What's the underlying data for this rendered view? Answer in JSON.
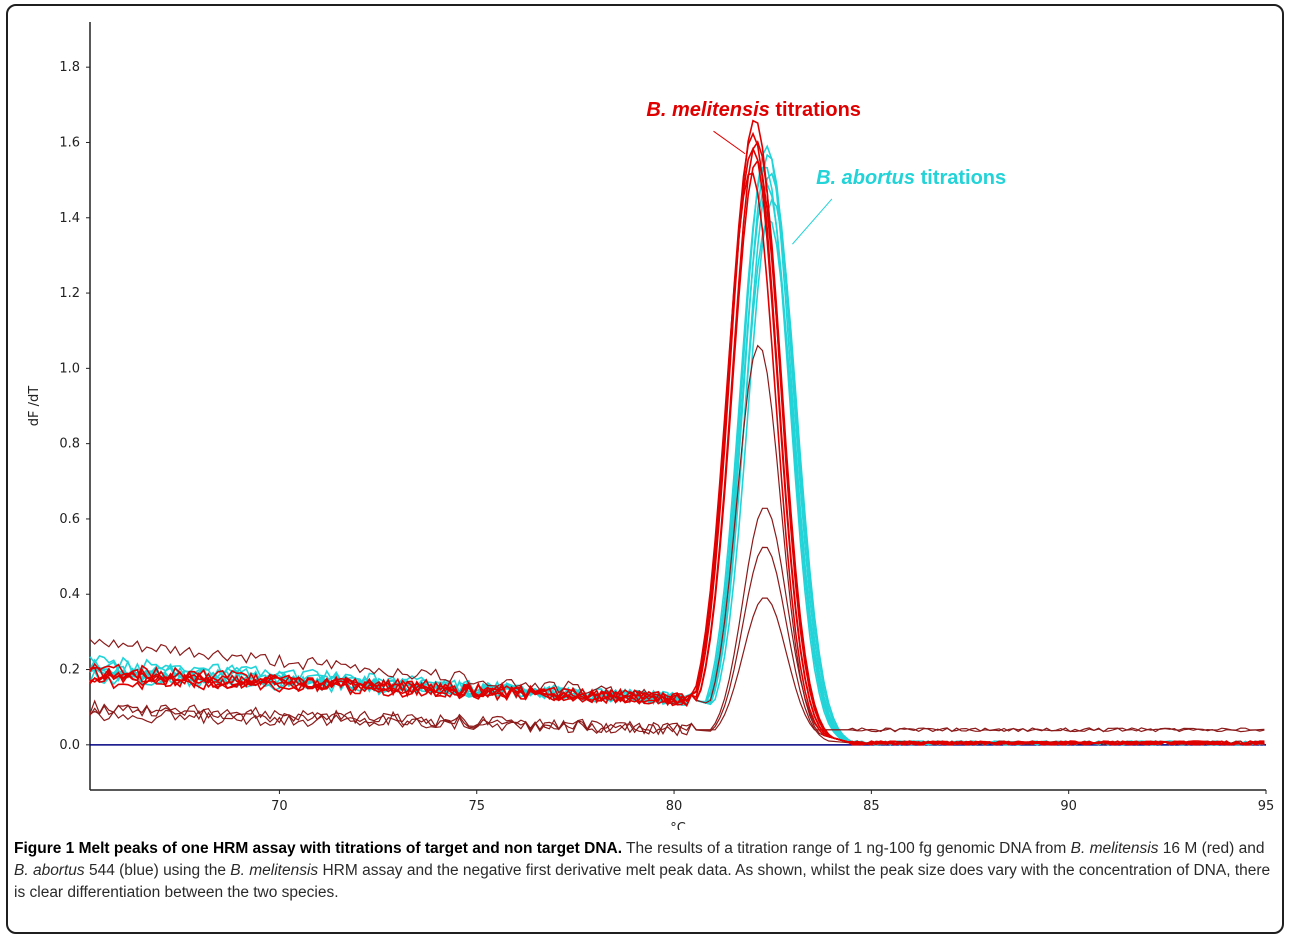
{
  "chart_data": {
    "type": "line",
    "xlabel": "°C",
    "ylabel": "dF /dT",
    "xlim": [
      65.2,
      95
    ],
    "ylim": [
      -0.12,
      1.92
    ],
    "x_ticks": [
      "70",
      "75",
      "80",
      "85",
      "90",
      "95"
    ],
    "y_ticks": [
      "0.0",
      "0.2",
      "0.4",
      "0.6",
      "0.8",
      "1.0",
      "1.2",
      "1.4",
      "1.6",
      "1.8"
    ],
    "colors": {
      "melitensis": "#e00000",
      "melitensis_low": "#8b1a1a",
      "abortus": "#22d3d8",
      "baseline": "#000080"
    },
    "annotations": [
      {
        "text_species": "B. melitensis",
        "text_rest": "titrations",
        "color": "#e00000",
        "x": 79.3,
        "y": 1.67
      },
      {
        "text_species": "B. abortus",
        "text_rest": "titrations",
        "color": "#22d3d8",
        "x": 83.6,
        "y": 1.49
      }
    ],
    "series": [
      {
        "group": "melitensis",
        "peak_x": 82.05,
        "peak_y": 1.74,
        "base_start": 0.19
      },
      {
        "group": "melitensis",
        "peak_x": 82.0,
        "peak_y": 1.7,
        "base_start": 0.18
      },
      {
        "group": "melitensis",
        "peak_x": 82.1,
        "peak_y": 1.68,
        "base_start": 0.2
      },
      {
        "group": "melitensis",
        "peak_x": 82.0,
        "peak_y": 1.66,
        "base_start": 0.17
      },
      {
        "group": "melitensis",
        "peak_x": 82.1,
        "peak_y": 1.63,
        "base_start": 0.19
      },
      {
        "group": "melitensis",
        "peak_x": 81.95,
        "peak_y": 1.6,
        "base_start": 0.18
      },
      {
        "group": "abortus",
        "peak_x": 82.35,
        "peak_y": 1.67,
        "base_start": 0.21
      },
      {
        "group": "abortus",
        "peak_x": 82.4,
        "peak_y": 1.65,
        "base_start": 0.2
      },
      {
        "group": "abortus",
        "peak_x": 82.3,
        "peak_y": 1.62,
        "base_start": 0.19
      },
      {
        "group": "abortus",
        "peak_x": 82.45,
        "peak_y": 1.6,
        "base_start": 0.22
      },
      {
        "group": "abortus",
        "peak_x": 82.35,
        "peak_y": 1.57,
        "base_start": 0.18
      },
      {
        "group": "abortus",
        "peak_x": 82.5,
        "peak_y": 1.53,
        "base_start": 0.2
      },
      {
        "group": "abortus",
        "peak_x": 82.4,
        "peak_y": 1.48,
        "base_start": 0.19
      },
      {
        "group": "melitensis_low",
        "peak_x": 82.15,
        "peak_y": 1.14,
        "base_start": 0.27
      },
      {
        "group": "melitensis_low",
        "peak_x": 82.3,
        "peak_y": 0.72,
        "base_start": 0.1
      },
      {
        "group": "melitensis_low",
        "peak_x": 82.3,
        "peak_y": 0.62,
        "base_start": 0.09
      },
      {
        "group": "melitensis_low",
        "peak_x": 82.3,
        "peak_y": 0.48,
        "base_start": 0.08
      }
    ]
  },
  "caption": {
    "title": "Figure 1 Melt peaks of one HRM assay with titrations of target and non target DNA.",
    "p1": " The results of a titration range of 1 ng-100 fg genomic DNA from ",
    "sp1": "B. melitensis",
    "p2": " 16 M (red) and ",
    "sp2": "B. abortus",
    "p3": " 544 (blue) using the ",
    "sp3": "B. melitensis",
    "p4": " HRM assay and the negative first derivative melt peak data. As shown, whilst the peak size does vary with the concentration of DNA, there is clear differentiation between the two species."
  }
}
● ● ● ● ●
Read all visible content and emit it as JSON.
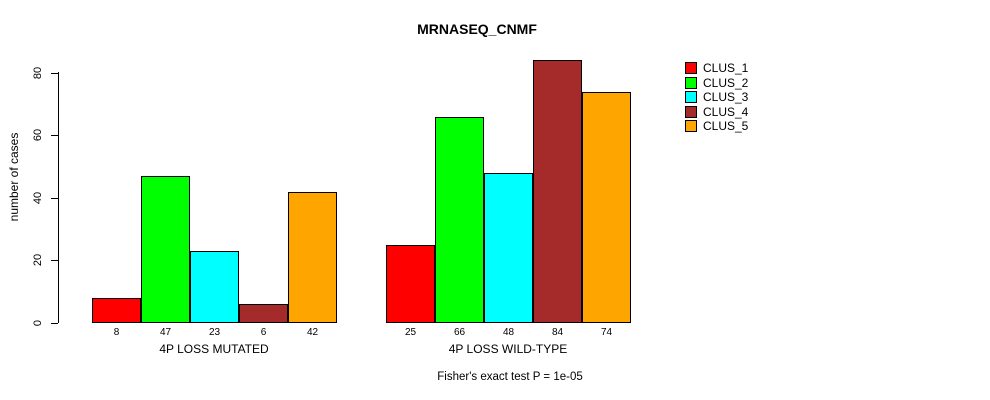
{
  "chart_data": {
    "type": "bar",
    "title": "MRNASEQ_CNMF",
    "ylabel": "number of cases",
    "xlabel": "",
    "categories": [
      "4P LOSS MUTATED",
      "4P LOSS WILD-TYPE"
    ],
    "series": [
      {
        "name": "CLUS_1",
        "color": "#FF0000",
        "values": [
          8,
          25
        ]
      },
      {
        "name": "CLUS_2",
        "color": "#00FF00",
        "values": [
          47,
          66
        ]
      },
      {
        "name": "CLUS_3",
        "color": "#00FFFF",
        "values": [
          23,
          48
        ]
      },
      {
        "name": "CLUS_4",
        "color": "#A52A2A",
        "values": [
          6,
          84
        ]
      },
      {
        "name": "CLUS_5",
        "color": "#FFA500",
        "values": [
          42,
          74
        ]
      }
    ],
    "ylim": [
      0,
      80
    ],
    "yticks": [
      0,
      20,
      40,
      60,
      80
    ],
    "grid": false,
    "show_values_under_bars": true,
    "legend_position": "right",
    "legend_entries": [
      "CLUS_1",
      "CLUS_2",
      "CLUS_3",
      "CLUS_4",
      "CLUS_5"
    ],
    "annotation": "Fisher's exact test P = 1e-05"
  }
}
● ● ● ● ●
▸ Prompt:
Some lines above may contain the string "name". State how many of them the records have, and nothing more.

▸ Result for this task:
5